Look through the listing for the word "content". Copy each line that has it.

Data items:
........
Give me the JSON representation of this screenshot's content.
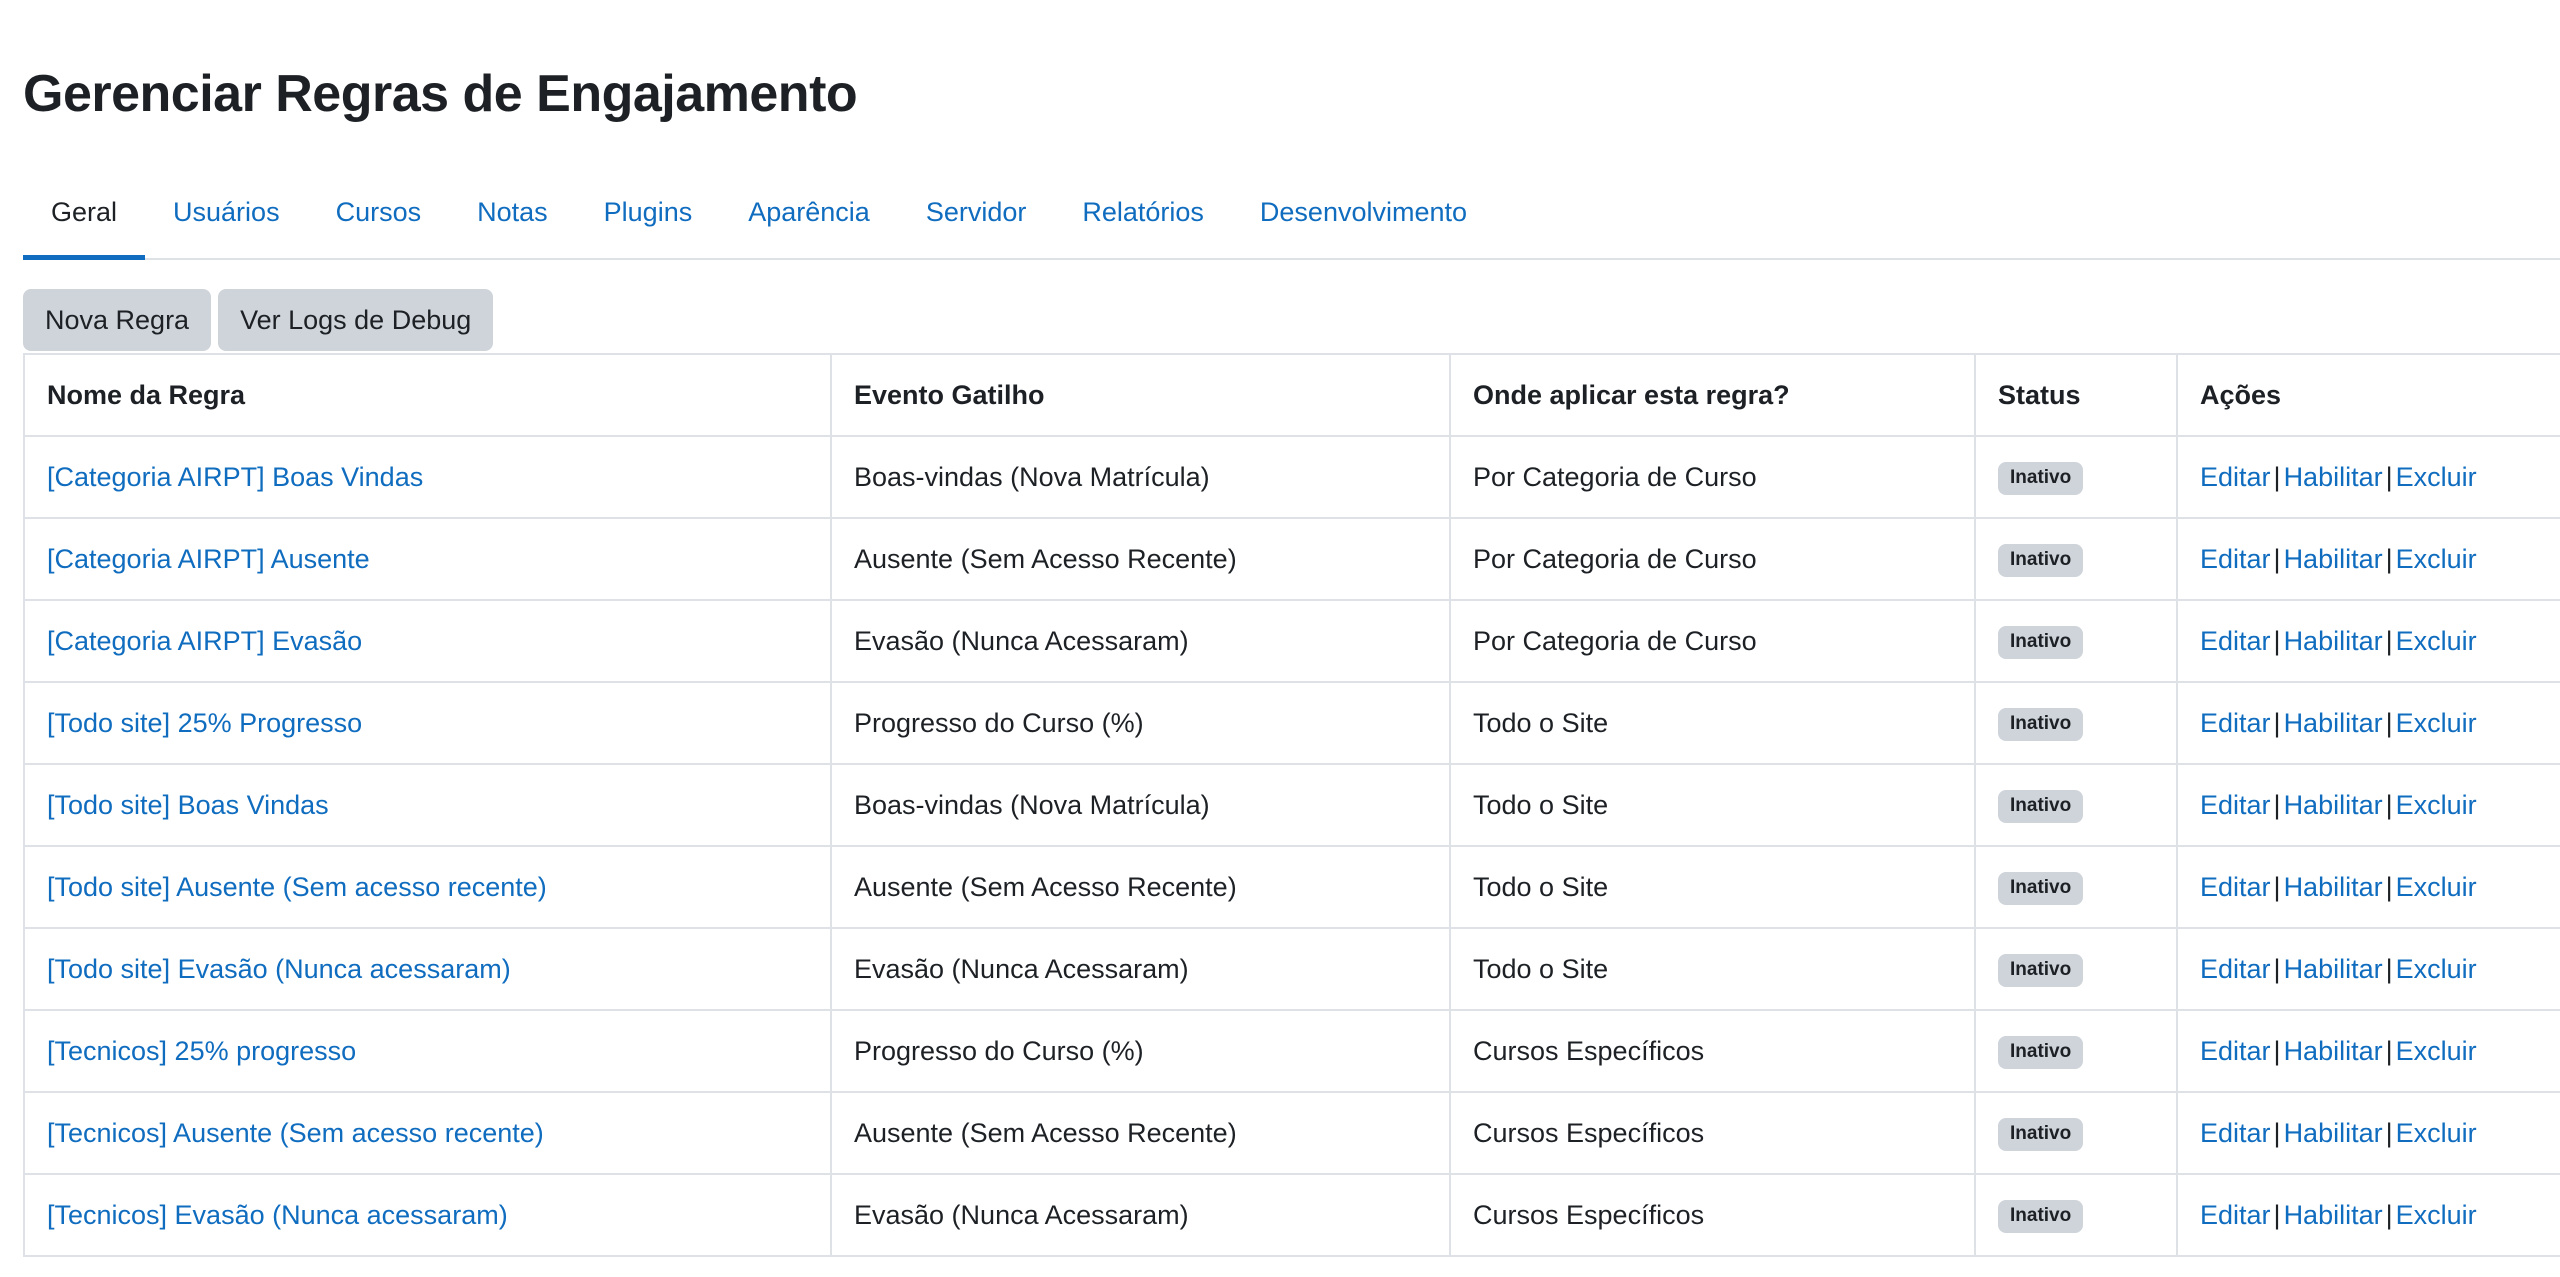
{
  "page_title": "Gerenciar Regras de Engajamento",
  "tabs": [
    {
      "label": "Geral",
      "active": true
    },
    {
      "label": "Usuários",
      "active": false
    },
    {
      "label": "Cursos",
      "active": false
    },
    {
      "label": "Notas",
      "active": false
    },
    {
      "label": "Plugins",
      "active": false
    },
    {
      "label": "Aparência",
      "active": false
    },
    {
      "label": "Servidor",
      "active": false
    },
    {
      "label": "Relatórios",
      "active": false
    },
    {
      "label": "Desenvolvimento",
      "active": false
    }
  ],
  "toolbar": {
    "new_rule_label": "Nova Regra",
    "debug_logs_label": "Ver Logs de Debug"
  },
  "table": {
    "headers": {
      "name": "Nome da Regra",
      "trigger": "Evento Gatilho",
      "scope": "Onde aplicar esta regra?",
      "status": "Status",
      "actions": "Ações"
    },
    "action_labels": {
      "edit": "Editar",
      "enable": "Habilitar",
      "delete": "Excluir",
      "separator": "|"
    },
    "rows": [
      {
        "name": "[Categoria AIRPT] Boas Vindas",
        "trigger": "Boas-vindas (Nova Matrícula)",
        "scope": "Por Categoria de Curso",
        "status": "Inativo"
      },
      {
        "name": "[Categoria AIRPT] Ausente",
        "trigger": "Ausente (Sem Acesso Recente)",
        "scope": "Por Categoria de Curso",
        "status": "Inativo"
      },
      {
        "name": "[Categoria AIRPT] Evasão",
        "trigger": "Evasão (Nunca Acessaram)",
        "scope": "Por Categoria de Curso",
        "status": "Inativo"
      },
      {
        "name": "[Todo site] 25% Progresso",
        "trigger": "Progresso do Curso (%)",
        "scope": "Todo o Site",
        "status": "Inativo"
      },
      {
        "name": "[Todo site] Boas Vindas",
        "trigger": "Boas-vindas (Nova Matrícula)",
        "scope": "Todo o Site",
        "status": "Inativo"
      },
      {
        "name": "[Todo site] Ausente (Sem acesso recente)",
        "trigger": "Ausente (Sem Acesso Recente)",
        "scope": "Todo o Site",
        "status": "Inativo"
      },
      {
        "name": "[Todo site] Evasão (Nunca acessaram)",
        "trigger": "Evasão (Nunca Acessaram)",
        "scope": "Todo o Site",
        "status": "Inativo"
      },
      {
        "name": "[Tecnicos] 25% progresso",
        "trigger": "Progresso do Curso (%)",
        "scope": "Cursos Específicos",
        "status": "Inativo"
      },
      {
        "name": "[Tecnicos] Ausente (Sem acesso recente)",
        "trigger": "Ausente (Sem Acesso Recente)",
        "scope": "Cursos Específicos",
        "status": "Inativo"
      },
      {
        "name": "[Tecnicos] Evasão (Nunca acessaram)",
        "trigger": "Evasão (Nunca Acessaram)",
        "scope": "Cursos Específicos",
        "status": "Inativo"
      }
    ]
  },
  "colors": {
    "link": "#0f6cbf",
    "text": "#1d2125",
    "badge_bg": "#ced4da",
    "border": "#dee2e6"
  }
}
........
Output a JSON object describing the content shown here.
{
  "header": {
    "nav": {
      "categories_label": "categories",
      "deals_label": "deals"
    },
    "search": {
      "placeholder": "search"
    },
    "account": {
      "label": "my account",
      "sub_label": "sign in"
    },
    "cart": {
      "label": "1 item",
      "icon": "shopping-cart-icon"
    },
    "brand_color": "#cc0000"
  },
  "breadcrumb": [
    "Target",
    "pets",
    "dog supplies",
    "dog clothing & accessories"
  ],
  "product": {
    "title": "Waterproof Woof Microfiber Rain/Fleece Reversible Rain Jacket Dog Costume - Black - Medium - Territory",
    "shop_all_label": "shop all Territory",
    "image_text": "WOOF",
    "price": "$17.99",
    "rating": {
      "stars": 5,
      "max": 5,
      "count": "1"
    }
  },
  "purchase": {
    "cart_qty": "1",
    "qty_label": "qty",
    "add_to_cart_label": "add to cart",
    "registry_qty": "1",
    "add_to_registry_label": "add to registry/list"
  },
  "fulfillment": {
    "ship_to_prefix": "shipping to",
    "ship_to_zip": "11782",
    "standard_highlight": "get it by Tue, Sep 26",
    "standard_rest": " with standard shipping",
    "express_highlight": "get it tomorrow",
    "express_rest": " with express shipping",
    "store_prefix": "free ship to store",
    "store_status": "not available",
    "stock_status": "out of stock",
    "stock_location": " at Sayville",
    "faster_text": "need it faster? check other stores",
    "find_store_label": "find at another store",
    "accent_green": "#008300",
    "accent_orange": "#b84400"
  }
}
........
Output for this exercise:
Give me the JSON representation of this screenshot's content.
Output a JSON object describing the content shown here.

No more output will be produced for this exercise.